Give the listing below again in full, exactly as written.
# PROVIDED INFORMATION start
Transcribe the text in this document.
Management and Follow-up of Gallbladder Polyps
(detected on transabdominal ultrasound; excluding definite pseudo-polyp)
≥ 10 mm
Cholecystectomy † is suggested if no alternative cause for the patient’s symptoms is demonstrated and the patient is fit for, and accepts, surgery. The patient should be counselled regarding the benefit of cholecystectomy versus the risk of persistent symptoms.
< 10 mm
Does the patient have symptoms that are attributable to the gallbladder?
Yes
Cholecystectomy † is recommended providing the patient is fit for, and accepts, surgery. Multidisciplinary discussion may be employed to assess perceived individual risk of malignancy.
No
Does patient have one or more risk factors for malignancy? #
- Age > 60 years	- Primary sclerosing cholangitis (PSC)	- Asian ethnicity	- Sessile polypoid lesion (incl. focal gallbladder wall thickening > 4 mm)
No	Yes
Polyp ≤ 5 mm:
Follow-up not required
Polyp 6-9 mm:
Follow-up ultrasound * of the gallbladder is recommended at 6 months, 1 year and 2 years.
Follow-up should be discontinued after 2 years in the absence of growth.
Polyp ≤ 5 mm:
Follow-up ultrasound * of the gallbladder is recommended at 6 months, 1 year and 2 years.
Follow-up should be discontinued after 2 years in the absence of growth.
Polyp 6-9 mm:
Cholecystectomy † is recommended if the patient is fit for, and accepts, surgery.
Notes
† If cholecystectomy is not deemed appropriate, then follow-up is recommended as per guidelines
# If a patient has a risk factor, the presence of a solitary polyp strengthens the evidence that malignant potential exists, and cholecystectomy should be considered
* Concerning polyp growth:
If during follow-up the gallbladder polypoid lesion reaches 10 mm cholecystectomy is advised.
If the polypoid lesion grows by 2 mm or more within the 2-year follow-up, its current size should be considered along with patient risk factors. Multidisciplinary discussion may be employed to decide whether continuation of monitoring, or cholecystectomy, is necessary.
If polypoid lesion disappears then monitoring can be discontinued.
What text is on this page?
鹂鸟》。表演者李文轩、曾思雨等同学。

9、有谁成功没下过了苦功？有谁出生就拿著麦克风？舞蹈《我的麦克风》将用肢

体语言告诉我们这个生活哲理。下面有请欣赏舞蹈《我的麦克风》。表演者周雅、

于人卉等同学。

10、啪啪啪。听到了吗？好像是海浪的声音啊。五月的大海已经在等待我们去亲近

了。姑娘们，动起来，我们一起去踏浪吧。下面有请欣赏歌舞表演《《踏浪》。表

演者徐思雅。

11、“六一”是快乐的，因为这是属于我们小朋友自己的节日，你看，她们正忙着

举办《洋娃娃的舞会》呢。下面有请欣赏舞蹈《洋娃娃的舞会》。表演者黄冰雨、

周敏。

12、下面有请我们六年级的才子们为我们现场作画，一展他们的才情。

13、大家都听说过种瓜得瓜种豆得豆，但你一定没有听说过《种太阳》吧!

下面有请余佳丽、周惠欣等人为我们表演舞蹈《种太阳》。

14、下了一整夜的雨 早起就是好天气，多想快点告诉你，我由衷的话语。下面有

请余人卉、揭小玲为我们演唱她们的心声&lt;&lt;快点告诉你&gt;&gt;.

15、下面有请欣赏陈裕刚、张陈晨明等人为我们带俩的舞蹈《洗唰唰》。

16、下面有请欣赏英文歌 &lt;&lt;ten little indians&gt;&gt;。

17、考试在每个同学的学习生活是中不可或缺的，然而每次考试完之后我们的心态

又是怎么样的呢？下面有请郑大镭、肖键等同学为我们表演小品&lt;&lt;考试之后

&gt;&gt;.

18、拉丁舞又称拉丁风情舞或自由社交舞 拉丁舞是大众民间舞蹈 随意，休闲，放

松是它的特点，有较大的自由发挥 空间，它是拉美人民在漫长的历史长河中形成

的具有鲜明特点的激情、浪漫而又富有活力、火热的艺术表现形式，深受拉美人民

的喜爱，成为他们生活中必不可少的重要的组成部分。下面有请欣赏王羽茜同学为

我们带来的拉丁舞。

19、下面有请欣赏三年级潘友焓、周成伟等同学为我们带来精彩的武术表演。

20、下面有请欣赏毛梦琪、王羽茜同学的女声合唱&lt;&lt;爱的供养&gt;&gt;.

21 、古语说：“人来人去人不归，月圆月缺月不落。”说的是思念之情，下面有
# PROVIDED INFORMATION end
EXERCISE SOLUTION:
Transcribe the text in this document.
Management and Follow-up of Gallbladder Polyps
(detected on transabdominal ultrasound; excluding definite pseudo-polyp)
≥ 10 mm
Cholecystectomy † is suggested if no alternative cause for the patient’s symptoms is demonstrated and the patient is fit for, and accepts, surgery. The patient should be counselled regarding the benefit of cholecystectomy versus the risk of persistent symptoms.
< 10 mm
Does the patient have symptoms that are attributable to the gallbladder?
Yes
Cholecystectomy † is recommended providing the patient is fit for, and accepts, surgery. Multidisciplinary discussion may be employed to assess perceived individual risk of malignancy.
No
Does patient have one or more risk factors for malignancy? #
- Age > 60 years	- Primary sclerosing cholangitis (PSC)	- Asian ethnicity	- Sessile polypoid lesion (incl. focal gallbladder wall thickening > 4 mm)
No	Yes
Polyp ≤ 5 mm:
Follow-up not required
Polyp 6-9 mm:
Follow-up ultrasound * of the gallbladder is recommended at 6 months, 1 year and 2 years.
Follow-up should be discontinued after 2 years in the absence of growth.
Polyp ≤ 5 mm:
Follow-up ultrasound * of the gallbladder is recommended at 6 months, 1 year and 2 years.
Follow-up should be discontinued after 2 years in the absence of growth.
Polyp 6-9 mm:
Cholecystectomy † is recommended if the patient is fit for, and accepts, surgery.
Notes
† If cholecystectomy is not deemed appropriate, then follow-up is recommended as per guidelines
# If a patient has a risk factor, the presence of a solitary polyp strengthens the evidence that malignant potential exists, and cholecystectomy should be considered
* Concerning polyp growth:
If during follow-up the gallbladder polypoid lesion reaches 10 mm cholecystectomy is advised.
If the polypoid lesion grows by 2 mm or more within the 2-year follow-up, its current size should be considered along with patient risk factors. Multidisciplinary discussion may be employed to decide whether continuation of monitoring, or cholecystectomy, is necessary.
If polypoid lesion disappears then monitoring can be discontinued.
What text is on this page?
鹂鸟》。表演者李文轩、曾思雨等同学。

9、有谁成功没下过了苦功？有谁出生就拿著麦克风？舞蹈《我的麦克风》将用肢

体语言告诉我们这个生活哲理。下面有请欣赏舞蹈《我的麦克风》。表演者周雅、

于人卉等同学。

10、啪啪啪。听到了吗？好像是海浪的声音啊。五月的大海已经在等待我们去亲近

了。姑娘们，动起来，我们一起去踏浪吧。下面有请欣赏歌舞表演《《踏浪》。表

演者徐思雅。

11、“六一”是快乐的，因为这是属于我们小朋友自己的节日，你看，她们正忙着

举办《洋娃娃的舞会》呢。下面有请欣赏舞蹈《洋娃娃的舞会》。表演者黄冰雨、

周敏。

12、下面有请我们六年级的才子们为我们现场作画，一展他们的才情。

13、大家都听说过种瓜得瓜种豆得豆，但你一定没有听说过《种太阳》吧!

下面有请余佳丽、周惠欣等人为我们表演舞蹈《种太阳》。

14、下了一整夜的雨 早起就是好天气，多想快点告诉你，我由衷的话语。下面有

请余人卉、揭小玲为我们演唱她们的心声&lt;&lt;快点告诉你&gt;&gt;.

15、下面有请欣赏陈裕刚、张陈晨明等人为我们带俩的舞蹈《洗唰唰》。

16、下面有请欣赏英文歌 &lt;&lt;ten little indians&gt;&gt;。

17、考试在每个同学的学习生活是中不可或缺的，然而每次考试完之后我们的心态

又是怎么样的呢？下面有请郑大镭、肖键等同学为我们表演小品&lt;&lt;考试之后

&gt;&gt;.

18、拉丁舞又称拉丁风情舞或自由社交舞 拉丁舞是大众民间舞蹈 随意，休闲，放

松是它的特点，有较大的自由发挥 空间，它是拉美人民在漫长的历史长河中形成

的具有鲜明特点的激情、浪漫而又富有活力、火热的艺术表现形式，深受拉美人民

的喜爱，成为他们生活中必不可少的重要的组成部分。下面有请欣赏王羽茜同学为

我们带来的拉丁舞。

19、下面有请欣赏三年级潘友焓、周成伟等同学为我们带来精彩的武术表演。

20、下面有请欣赏毛梦琪、王羽茜同学的女声合唱&lt;&lt;爱的供养&gt;&gt;.

21 、古语说：“人来人去人不归，月圆月缺月不落。”说的是思念之情，下面有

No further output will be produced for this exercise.